DATASET CONTENT start
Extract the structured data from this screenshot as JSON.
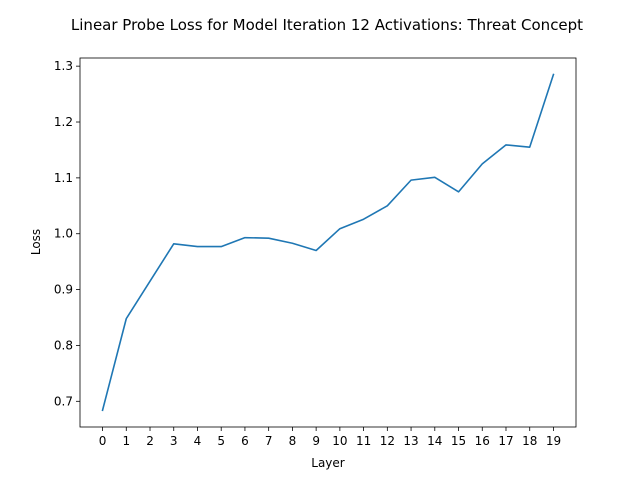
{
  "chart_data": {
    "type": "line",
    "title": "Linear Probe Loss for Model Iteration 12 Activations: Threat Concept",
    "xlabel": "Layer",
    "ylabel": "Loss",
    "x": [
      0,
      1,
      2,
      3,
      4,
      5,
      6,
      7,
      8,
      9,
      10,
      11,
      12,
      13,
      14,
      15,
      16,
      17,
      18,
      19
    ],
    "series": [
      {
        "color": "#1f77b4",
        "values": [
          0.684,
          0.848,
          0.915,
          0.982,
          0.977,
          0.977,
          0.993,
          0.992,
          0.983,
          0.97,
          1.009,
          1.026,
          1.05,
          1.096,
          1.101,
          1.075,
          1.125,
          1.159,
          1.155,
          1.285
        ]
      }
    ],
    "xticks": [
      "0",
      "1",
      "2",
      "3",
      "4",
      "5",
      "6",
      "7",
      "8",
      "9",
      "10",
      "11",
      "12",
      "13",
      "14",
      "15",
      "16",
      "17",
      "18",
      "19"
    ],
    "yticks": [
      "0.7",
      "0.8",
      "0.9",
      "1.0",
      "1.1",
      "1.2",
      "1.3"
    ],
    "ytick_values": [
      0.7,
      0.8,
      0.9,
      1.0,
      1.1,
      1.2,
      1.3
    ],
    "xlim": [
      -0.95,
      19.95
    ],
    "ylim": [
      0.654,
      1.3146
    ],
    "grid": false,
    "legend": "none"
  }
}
DATASET CONTENT end
THE PROBLEM :: Copy out all the records exactly, excluding pictures.

TASK RESULT ::
Extract the structured data from this screenshot as JSON.
{
  "chart_data": {
    "type": "line",
    "title": "Linear Probe Loss for Model Iteration 12 Activations: Threat Concept",
    "xlabel": "Layer",
    "ylabel": "Loss",
    "x": [
      0,
      1,
      2,
      3,
      4,
      5,
      6,
      7,
      8,
      9,
      10,
      11,
      12,
      13,
      14,
      15,
      16,
      17,
      18,
      19
    ],
    "series": [
      {
        "color": "#1f77b4",
        "values": [
          0.684,
          0.848,
          0.915,
          0.982,
          0.977,
          0.977,
          0.993,
          0.992,
          0.983,
          0.97,
          1.009,
          1.026,
          1.05,
          1.096,
          1.101,
          1.075,
          1.125,
          1.159,
          1.155,
          1.285
        ]
      }
    ],
    "xticks": [
      "0",
      "1",
      "2",
      "3",
      "4",
      "5",
      "6",
      "7",
      "8",
      "9",
      "10",
      "11",
      "12",
      "13",
      "14",
      "15",
      "16",
      "17",
      "18",
      "19"
    ],
    "yticks": [
      "0.7",
      "0.8",
      "0.9",
      "1.0",
      "1.1",
      "1.2",
      "1.3"
    ],
    "ytick_values": [
      0.7,
      0.8,
      0.9,
      1.0,
      1.1,
      1.2,
      1.3
    ],
    "xlim": [
      -0.95,
      19.95
    ],
    "ylim": [
      0.654,
      1.3146
    ],
    "grid": false,
    "legend": "none"
  }
}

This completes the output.